### Article:
◇ ◇ ◇ ◇ ◇ ◇ ◇
The League for Socialist Action was a Trotskyist organization in Canada. It was known by several names throughout its history, including the International Left Opposition (Trotskyist) of Canada, the Workers Party of Canada, the Socialist Policy Group, the Socialist Workers League, the Revolutionary Workers Party, The Club, the Socialist Education League and the Socialist Information Centre.

Origins
The Canadian Trotskyist movement originated in the late 1920s as the left faction within the Communist Party of Canada. Maurice Spector, editor of the Communist Party newspaper The Worker, had been a Canadian delegate to the 1928 Comintern Congress in Moscow when he and American James Cannon inadvertently came across the suppressed platform of Trotsky's Left Opposition. Spector was won over to Trotsky's position and returned to Canada determined to build support for Trotsky in the party. He and his supporters were expelled 1928 and, with American Trotskyists, formed the Communist League of America and then a Canadian section called the International Left Opposition (Trotskyist) of Canada in 1932. Jack MacDonald, the expelled National Secretary of the Communist Party, joined. The Canadian Trotskyist movement went through a number of splits and reincarnations through the 1930s.

In 1934, most of the Montreal branch and about half a dozen members of the Toronto branch, led by William Krehm, left to form the Canadian section of the Organizing Committee for a Revolutionary Workers Party led by B. J. Field who had led a split from the Communist League of America. The Fieldite group, under Krehm's leadership in Canada, published Workers Voice and was, for a time, more active than the Trotskyists but faded away by the outbreak of World War II.

In 1934, the ILO, led by MacDonald and Spector, abandoned its attempts to reform the Communist Party of Canada and became the Workers Party of Canada, which published a monthly newspaper, The Vanguard. It became a fortnightly paper in 1935. The Workers Party also published a twice-monthly Ukrainian newspaper, Labor News, and a youth magazine called first October Youth and then Young Militant.

The party had serious disputes over the Trotskyist movement's orientation to the new social democratic party in Canada, the Co-operative Commonwealth Federation (CCF). In 1937, a majority of the Workers Party voted to join the CCF. They did so as the Socialist Policy Group, and published the newspaper Socialist Action. They were soon expelled from the CCF. They reunited with the faction that had opposed CCF work, and formed the Socialist Workers League in 1939 with Earle Birney as the principal leader as Macdonald and Spector had both dropped out of the movement.
◇ ◇ ◇ ◇ ◇ ◇ ◇
### Problem requirements:
Extend the account of the League for Socialist Action past its final sentence, which describes the founding of the Socialist Workers League in 1939.

### Supplied information:
◇ ◇ ◇ ◇ ◇ ◇ ◇
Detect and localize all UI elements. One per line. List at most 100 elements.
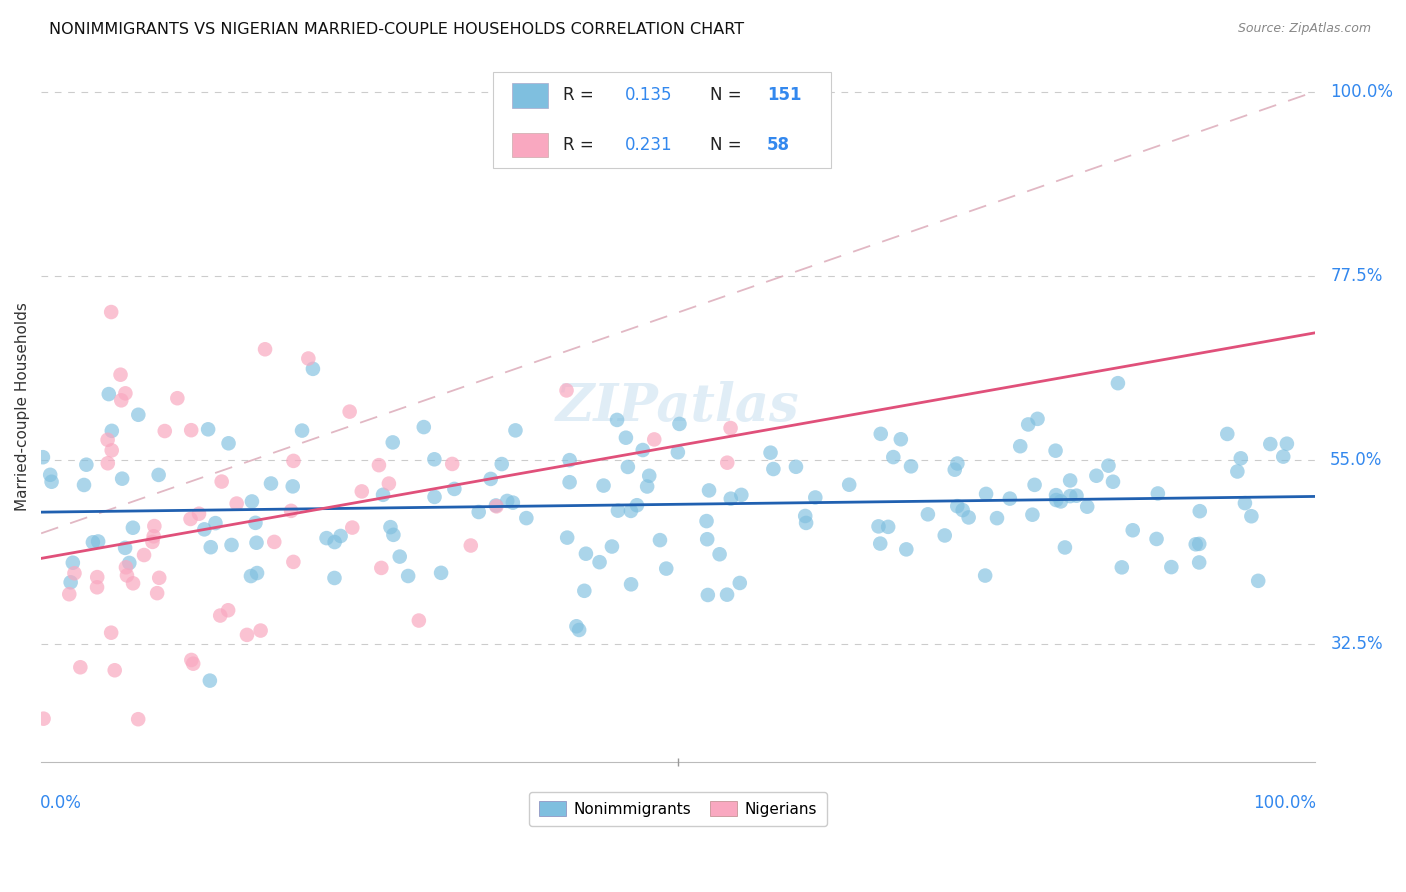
◇ ◇ ◇ ◇ ◇ ◇ ◇
### Task answer:
World War II
The SWL was forced underground due to the implementation of the War Measures Act during World War II and their anti-war polemics which resulted in the group's publication being banned. The day after war was declared in 1939, SWL member Frank Watson became the first person arrested under the Defence of Canada Regulations when he denounced the war at a street corner meeting at Bloor and Brunswick in Toronto. Birney dropped out by 1942, according to Dowson because of his support for the war, and the group became inactive.

Revolutionary Workers Party
The group was relaunched in 1946 as the Revolutionary Workers Party (RWP), Canadian Section of the Fourth International, under the leadership of Ross Dowson. The foundations of the party had been laid two years earlier, in 1944, when Canadian supporters of the Fourth International met in Montreal for their first national convention. Dowson ran for mayor of Toronto as an open Trotskyist at the end of the war and won over 20% of the vote.

Entrism
In 1952, the RWP ceased its public activities, including the publication of Labour Challenge, and its members began to practice entrism in the CCF. During this period the group had no formal name but was known to members as The Club (Trotskyists in Britain practicing entrism during this period were also known as "The Club"). The next year, the section split reflecting the international split in the Fourth International between the International Committee of the Fourth International (ICFI) and the International Secretariat of the Fourth International (ISFI). The majority of the RWP, including Ross Dowson, backed James P. Cannon and the International Committee, while a minority, including Dowson's brother Murray and his brother-in-law Joe Rosenthal led a split from the Canadian section to form the Committee for the Socialist Regroupment of Canada in sympathy with Bert Cochran's split from the American SWP, siding with Pablo and the International Secretariat. They were informally known as the "Rose Group" (after Rosenthal's pseudonym) or as "Labour Forum", which was the name of the series of public meetings they held in Toronto for several years, often featuring writers associated with the US publication Monthly Review.

Members of the former RWP (whose National Committee did not dissolve and whose branches continued to hold meetings) had difficulty working within the CCF. Dowson's application for CCF membership was rejected while other ex-RWP members and their sympathisers found themselves facing persecution within the CCF.

Socialist Education League
In 1955, following the expulsion of 15 supporters from the CCF, the Toronto group reconstituted itself as the Socialist Education League (SEL), pledging itself to support the election of the CCF and with the goal of supporting the growth of the CCF's left wing. To this end, they resumed publication of a regular periodical, Workers Vanguard. Meanwhile, the Vancouver branch, which had developed some disagreements with its Toronto co-thinkers, became the Socialist Information Centre (SIC).

League for Socialist Action
In 1961, the SEL and SIC merged and became the League for Socialist Action (LSA), with branches in Toronto and Vancouver, with the intention of being the Marxist tendency within the newly formed New Democratic Party (itself a merger of the CCF and Canadian Labour Congress). The Young Socialists was set up as an "autonomous" youth wing at the same time and was active in the New Democratic Youth of Canada, though their members were expelled if discovered by the NDP which considered LSA or YS membership incompatible with membership in the NDP.

Outside Toronto near Orono, Ontario, the LSA had a camp property called Camp Poundmaker named after the famous Plains Cree leader. The camp song was a comic parody and it went like this: Camp Poundmaker's the place for me/Far away from the bourgeoise/Steady and true/I'll be to you/Loyal to the LSA-LSO/Raise on guard the red flag/Cheer it with all your might/Hurray for Camp Poundmaker/Hurray for Camp Poundmaker, maker, Camp Poundmaker!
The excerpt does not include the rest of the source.